• _INSTRUCTIONS TO FOLLOW_
Extract the lines of the data below without any change, starting at its very first line and ending at the line that contains "cell bbox=[515, 283, 580, 315]", with both of those lines included.

• _SUPPLIED MATERIAL_
==================================================

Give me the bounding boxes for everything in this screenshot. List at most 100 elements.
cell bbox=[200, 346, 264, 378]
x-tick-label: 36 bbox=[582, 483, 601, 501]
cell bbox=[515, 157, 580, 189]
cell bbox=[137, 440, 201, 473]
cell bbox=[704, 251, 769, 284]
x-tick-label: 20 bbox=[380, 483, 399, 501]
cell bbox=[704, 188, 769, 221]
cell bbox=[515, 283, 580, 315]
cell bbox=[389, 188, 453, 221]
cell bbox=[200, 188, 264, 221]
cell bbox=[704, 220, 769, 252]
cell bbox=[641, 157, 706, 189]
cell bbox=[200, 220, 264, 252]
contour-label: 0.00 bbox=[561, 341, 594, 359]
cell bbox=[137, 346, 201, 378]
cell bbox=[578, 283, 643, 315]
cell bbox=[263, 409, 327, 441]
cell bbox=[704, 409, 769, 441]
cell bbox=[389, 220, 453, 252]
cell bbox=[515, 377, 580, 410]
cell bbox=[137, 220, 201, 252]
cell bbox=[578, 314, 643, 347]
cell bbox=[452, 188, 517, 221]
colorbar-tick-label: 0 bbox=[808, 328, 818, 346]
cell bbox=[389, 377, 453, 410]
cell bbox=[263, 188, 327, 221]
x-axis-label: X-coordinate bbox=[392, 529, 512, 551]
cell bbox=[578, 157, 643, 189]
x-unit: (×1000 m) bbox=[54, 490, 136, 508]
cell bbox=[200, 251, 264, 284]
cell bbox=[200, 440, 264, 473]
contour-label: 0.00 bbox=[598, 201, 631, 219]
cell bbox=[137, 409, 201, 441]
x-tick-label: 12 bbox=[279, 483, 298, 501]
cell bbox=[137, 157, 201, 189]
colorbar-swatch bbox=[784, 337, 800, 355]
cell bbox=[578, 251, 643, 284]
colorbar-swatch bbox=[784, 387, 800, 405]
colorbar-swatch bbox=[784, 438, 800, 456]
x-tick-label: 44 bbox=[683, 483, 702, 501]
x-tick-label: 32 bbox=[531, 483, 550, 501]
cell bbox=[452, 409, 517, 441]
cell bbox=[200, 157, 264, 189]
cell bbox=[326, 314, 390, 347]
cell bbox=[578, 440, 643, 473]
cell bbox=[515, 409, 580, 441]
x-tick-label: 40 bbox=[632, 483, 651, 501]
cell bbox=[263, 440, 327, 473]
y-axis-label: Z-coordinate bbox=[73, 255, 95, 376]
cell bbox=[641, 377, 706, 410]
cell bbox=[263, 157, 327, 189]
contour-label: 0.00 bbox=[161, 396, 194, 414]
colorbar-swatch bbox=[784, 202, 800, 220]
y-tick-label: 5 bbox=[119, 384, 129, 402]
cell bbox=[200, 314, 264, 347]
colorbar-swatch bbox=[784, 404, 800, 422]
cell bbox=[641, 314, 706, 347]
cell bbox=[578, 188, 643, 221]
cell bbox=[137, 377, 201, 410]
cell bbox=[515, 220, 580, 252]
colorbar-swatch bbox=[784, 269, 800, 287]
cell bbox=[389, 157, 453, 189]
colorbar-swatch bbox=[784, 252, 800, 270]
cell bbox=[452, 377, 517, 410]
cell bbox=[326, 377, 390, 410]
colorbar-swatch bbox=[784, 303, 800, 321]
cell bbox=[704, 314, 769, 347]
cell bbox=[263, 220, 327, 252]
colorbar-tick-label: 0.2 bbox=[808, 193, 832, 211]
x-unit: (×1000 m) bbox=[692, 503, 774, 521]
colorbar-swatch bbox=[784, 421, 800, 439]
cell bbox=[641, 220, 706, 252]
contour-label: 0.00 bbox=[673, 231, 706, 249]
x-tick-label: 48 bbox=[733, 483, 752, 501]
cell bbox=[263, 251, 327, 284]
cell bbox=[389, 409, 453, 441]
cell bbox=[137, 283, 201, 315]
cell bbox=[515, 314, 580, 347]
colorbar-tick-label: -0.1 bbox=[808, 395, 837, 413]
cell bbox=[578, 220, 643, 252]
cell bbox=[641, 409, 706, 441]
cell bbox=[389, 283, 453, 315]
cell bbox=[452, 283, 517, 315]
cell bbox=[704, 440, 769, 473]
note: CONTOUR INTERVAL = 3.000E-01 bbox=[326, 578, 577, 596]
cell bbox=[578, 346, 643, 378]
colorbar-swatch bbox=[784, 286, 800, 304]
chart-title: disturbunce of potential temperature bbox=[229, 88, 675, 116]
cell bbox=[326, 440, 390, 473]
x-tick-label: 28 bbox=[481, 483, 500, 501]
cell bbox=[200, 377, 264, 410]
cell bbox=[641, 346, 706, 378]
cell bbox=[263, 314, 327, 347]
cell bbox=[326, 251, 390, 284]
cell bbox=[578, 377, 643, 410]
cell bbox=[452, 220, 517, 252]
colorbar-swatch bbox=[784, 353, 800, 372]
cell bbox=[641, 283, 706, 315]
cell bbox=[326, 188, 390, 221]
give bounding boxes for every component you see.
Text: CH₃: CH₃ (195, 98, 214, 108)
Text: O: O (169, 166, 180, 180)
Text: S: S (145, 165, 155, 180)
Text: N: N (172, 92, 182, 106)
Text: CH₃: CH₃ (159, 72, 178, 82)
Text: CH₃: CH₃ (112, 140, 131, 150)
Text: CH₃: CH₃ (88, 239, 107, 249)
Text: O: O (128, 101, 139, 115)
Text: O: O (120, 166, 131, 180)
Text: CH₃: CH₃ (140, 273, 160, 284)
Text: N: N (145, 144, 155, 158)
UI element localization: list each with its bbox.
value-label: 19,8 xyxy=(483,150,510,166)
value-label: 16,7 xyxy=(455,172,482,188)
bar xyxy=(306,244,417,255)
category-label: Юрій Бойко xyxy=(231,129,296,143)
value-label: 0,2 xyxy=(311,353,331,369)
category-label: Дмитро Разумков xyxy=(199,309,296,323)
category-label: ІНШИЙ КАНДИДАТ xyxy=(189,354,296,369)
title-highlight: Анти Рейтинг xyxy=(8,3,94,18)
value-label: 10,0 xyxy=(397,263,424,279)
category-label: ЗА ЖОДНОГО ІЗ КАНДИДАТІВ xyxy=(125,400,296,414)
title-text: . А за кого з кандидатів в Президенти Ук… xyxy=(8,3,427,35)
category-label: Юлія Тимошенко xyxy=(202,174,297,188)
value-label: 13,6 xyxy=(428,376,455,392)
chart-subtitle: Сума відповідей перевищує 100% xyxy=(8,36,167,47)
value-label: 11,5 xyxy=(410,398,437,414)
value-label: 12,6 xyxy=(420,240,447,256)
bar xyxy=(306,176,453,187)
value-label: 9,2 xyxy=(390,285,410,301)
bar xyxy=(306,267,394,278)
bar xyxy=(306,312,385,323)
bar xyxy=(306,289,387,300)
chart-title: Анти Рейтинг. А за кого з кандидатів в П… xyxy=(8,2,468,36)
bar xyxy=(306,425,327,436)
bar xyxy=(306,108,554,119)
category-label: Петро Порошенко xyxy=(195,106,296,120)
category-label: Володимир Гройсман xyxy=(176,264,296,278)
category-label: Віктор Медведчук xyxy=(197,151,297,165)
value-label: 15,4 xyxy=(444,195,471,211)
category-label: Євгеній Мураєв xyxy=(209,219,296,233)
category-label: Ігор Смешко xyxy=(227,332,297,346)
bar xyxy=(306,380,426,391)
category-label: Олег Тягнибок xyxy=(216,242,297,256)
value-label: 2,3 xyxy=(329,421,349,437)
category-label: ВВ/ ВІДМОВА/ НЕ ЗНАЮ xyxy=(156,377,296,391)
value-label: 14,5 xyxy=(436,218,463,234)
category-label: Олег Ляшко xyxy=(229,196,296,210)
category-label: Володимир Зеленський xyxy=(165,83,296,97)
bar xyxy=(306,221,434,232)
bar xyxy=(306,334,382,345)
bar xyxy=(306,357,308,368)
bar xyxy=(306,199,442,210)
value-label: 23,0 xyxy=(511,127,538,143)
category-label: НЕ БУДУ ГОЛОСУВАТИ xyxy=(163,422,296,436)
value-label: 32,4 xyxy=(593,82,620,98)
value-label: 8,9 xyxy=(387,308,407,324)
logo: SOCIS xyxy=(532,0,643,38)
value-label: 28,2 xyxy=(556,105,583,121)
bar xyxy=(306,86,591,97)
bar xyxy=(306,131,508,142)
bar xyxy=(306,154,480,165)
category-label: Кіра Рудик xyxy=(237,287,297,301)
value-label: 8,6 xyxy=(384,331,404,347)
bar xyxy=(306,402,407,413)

==================================================

• _FINISHED EXERCISE_
Give me the bounding boxes for everything in this screenshot. List at most 100 elements.
cell bbox=[200, 346, 264, 378]
x-tick-label: 36 bbox=[582, 483, 601, 501]
cell bbox=[515, 157, 580, 189]
cell bbox=[137, 440, 201, 473]
cell bbox=[704, 251, 769, 284]
x-tick-label: 20 bbox=[380, 483, 399, 501]
cell bbox=[704, 188, 769, 221]
cell bbox=[515, 283, 580, 315]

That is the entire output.